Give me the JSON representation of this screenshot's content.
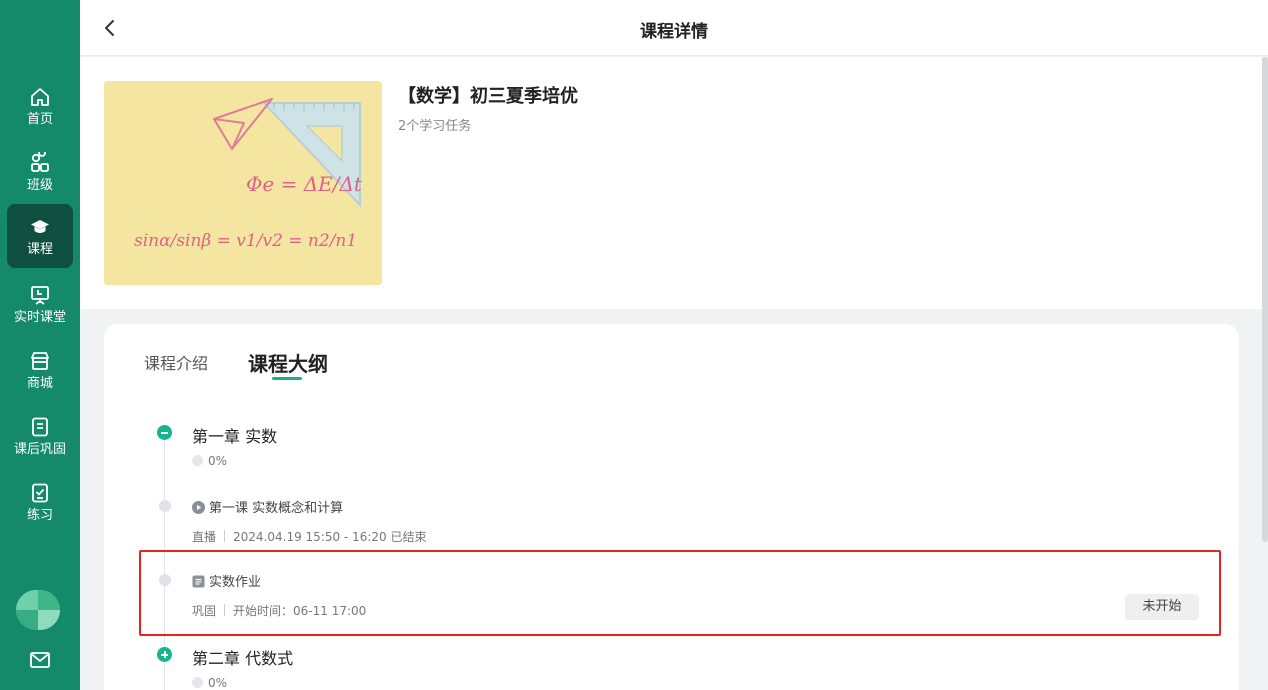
{
  "sidebar": {
    "items": [
      {
        "label": "首页",
        "icon": "home-icon",
        "active": false
      },
      {
        "label": "班级",
        "icon": "users-icon",
        "active": false
      },
      {
        "label": "课程",
        "icon": "graduation-cap-icon",
        "active": true
      },
      {
        "label": "实时课堂",
        "icon": "presentation-board-icon",
        "active": false
      },
      {
        "label": "商城",
        "icon": "store-icon",
        "active": false
      },
      {
        "label": "课后巩固",
        "icon": "notebook-icon",
        "active": false
      },
      {
        "label": "练习",
        "icon": "checklist-icon",
        "active": false
      }
    ],
    "bottom_icons": [
      "avatar",
      "mail-icon"
    ]
  },
  "header": {
    "title": "课程详情"
  },
  "course": {
    "title": "【数学】初三夏季培优",
    "subtitle": "2个学习任务",
    "thumbnail_formulas": [
      "Φe = ΔE/Δt",
      "sinα/sinβ = v1/v2 = n2/n1"
    ]
  },
  "tabs": {
    "intro": "课程介绍",
    "outline": "课程大纲",
    "active": "outline"
  },
  "outline": {
    "chapter1": {
      "title": "第一章 实数",
      "progress": "0%"
    },
    "lesson1": {
      "title": "第一课 实数概念和计算",
      "type": "直播",
      "time": "2024.04.19 15:50 - 16:20 已结束"
    },
    "homework": {
      "title": "实数作业",
      "type": "巩固",
      "start_time": "开始时间：06-11 17:00",
      "status": "未开始"
    },
    "chapter2": {
      "title": "第二章 代数式",
      "progress": "0%"
    }
  },
  "colors": {
    "sidebar": "#148a6a",
    "sidebar_active": "#0e4f40",
    "accent": "#1bb08a",
    "highlight": "#e8231e"
  }
}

> [Given task]
Every record above must be given again exactly; drop the pictures.

> [Answer for this exercise]
Give me the JSON representation of this screenshot's content.
{
  "sidebar": {
    "items": [
      {
        "label": "首页",
        "icon": "home-icon",
        "active": false
      },
      {
        "label": "班级",
        "icon": "users-icon",
        "active": false
      },
      {
        "label": "课程",
        "icon": "graduation-cap-icon",
        "active": true
      },
      {
        "label": "实时课堂",
        "icon": "presentation-board-icon",
        "active": false
      },
      {
        "label": "商城",
        "icon": "store-icon",
        "active": false
      },
      {
        "label": "课后巩固",
        "icon": "notebook-icon",
        "active": false
      },
      {
        "label": "练习",
        "icon": "checklist-icon",
        "active": false
      }
    ],
    "bottom_icons": [
      "avatar",
      "mail-icon"
    ]
  },
  "header": {
    "title": "课程详情"
  },
  "course": {
    "title": "【数学】初三夏季培优",
    "subtitle": "2个学习任务",
    "thumbnail_formulas": [
      "Φe = ΔE/Δt",
      "sinα/sinβ = v1/v2 = n2/n1"
    ]
  },
  "tabs": {
    "intro": "课程介绍",
    "outline": "课程大纲",
    "active": "outline"
  },
  "outline": {
    "chapter1": {
      "title": "第一章 实数",
      "progress": "0%"
    },
    "lesson1": {
      "title": "第一课 实数概念和计算",
      "type": "直播",
      "time": "2024.04.19 15:50 - 16:20 已结束"
    },
    "homework": {
      "title": "实数作业",
      "type": "巩固",
      "start_time": "开始时间：06-11 17:00",
      "status": "未开始"
    },
    "chapter2": {
      "title": "第二章 代数式",
      "progress": "0%"
    }
  },
  "colors": {
    "sidebar": "#148a6a",
    "sidebar_active": "#0e4f40",
    "accent": "#1bb08a",
    "highlight": "#e8231e"
  }
}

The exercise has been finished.